▸ Stated exercise: Return every line of the records below that contains the string "concrete", treating uppercase and lowercase as distinct.
··· Extracted information ···
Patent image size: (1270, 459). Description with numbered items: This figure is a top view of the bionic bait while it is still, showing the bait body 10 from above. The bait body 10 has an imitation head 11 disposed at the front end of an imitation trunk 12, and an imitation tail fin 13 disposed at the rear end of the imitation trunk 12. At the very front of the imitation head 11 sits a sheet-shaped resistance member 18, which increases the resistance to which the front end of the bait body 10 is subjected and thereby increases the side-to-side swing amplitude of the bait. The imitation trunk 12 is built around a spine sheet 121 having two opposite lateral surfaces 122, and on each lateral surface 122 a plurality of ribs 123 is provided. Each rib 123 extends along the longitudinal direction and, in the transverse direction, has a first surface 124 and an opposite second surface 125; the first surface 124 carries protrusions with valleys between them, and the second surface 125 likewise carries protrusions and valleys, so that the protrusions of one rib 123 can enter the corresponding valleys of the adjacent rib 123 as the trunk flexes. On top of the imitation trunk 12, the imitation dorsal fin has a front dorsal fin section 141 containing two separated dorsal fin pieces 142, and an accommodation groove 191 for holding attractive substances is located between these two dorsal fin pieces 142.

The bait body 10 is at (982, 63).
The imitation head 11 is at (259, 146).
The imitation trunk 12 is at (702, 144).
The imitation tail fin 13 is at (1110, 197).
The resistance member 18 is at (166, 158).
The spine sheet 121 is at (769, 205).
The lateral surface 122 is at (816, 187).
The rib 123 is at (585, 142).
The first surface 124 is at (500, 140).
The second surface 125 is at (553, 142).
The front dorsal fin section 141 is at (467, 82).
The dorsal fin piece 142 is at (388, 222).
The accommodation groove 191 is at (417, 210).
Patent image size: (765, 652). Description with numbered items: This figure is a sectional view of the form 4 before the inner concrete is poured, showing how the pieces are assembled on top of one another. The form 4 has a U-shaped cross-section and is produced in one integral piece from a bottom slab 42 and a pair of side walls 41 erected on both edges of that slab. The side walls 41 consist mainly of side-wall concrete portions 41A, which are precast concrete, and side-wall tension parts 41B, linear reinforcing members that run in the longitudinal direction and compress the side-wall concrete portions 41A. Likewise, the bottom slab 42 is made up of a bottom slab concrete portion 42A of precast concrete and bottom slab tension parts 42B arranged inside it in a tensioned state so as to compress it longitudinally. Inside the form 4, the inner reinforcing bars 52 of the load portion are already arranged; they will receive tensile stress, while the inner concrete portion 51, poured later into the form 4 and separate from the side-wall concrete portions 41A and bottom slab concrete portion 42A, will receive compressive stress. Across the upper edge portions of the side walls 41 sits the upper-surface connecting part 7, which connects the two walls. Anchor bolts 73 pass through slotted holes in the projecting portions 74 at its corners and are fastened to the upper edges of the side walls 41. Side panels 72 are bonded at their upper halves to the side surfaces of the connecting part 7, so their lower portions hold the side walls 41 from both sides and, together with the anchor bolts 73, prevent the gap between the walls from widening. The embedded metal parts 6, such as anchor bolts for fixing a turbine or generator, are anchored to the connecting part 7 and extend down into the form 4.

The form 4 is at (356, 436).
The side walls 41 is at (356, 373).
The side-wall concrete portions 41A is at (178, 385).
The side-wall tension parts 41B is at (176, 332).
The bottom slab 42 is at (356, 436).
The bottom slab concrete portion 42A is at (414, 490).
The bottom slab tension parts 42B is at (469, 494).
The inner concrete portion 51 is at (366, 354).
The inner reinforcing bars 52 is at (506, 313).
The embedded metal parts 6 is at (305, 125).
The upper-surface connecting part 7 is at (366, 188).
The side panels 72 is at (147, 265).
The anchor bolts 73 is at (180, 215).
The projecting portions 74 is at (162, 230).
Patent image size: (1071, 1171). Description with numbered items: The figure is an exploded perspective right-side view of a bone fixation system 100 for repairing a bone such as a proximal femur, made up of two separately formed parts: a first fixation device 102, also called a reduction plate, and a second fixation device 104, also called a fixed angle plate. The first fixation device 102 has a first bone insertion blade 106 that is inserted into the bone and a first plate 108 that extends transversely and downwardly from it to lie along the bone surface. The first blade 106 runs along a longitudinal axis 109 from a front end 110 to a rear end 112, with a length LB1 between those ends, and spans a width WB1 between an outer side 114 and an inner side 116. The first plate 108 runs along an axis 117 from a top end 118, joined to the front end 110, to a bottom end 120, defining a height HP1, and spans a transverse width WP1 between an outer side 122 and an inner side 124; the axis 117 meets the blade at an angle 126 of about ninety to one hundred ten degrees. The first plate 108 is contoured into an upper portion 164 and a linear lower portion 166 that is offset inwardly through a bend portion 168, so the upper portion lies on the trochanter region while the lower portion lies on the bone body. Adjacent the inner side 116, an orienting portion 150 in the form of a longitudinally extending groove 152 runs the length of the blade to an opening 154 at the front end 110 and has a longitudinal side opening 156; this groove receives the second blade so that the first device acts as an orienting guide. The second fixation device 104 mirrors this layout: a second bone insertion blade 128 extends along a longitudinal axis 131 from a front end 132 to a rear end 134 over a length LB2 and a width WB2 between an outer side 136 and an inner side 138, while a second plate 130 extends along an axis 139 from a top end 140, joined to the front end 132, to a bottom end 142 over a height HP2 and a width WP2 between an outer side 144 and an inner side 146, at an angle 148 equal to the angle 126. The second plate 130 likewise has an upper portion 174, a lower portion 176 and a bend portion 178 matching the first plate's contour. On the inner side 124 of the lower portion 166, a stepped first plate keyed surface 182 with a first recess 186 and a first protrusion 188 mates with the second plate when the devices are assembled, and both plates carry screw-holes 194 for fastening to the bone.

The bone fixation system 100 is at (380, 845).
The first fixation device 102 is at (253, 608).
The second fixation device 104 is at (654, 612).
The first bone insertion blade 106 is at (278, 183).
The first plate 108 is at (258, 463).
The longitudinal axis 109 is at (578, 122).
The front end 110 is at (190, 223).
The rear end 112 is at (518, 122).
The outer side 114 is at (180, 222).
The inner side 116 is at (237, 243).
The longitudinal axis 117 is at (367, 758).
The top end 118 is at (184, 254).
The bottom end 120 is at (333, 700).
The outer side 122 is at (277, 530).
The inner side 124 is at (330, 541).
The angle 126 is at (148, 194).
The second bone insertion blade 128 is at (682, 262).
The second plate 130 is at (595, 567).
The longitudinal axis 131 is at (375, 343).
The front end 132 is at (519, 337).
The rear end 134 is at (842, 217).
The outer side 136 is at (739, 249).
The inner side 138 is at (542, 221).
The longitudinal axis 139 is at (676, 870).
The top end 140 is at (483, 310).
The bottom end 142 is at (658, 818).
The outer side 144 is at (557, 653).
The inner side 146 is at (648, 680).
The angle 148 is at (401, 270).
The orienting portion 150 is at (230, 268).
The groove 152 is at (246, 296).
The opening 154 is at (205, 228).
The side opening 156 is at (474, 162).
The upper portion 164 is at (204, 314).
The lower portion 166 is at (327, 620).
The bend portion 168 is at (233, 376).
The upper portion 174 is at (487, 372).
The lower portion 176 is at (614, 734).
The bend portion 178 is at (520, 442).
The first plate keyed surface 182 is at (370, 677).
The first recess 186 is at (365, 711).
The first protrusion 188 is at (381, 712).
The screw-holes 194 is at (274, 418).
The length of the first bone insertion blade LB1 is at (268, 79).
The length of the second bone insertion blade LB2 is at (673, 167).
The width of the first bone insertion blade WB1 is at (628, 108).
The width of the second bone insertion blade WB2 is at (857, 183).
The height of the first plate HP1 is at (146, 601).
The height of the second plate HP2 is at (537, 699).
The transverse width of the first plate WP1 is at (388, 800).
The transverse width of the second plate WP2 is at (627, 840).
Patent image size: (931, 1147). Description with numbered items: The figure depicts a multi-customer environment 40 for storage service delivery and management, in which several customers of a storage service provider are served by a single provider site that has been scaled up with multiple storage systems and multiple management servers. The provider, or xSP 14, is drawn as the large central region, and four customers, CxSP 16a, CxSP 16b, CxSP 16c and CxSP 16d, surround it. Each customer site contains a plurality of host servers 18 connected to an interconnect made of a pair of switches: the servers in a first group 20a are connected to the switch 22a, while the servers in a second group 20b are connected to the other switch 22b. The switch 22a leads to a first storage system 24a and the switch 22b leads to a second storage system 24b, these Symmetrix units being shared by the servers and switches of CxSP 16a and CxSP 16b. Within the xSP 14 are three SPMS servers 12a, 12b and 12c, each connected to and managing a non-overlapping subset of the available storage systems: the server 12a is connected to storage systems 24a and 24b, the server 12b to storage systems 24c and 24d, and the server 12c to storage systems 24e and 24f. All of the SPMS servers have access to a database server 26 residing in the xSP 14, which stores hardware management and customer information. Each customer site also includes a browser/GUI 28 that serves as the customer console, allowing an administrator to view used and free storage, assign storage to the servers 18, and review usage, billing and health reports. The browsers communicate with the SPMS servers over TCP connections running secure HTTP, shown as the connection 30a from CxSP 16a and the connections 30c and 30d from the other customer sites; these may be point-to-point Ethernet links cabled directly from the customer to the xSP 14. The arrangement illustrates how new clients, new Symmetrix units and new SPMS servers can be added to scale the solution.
···
▸ Solution for this task:
Patent image size: (765, 652). Description with numbered items: This figure is a sectional view of the form 4 before the inner concrete is poured, showing how the pieces are assembled on top of one another. The form 4 has a U-shaped cross-section and is produced in one integral piece from a bottom slab 42 and a pair of side walls 41 erected on both edges of that slab. The side walls 41 consist mainly of side-wall concrete portions 41A, which are precast concrete, and side-wall tension parts 41B, linear reinforcing members that run in the longitudinal direction and compress the side-wall concrete portions 41A. Likewise, the bottom slab 42 is made up of a bottom slab concrete portion 42A of precast concrete and bottom slab tension parts 42B arranged inside it in a tensioned state so as to compress it longitudinally. Inside the form 4, the inner reinforcing bars 52 of the load portion are already arranged; they will receive tensile stress, while the inner concrete portion 51, poured later into the form 4 and separate from the side-wall concrete portions 41A and bottom slab concrete portion 42A, will receive compressive stress. Across the upper edge portions of the side walls 41 sits the upper-surface connecting part 7, which connects the two walls. Anchor bolts 73 pass through slotted holes in the projecting portions 74 at its corners and are fastened to the upper edges of the side walls 41. Side panels 72 are bonded at their upper halves to the side surfaces of the connecting part 7, so their lower portions hold the side walls 41 from both sides and, together with the anchor bolts 73, prevent the gap between the walls from widening. The embedded metal parts 6, such as anchor bolts for fixing a turbine or generator, are anchored to the connecting part 7 and extend down into the form 4.
The side-wall concrete portions 41A is at (178, 385).
The bottom slab concrete portion 42A is at (414, 490).
The inner concrete portion 51 is at (366, 354).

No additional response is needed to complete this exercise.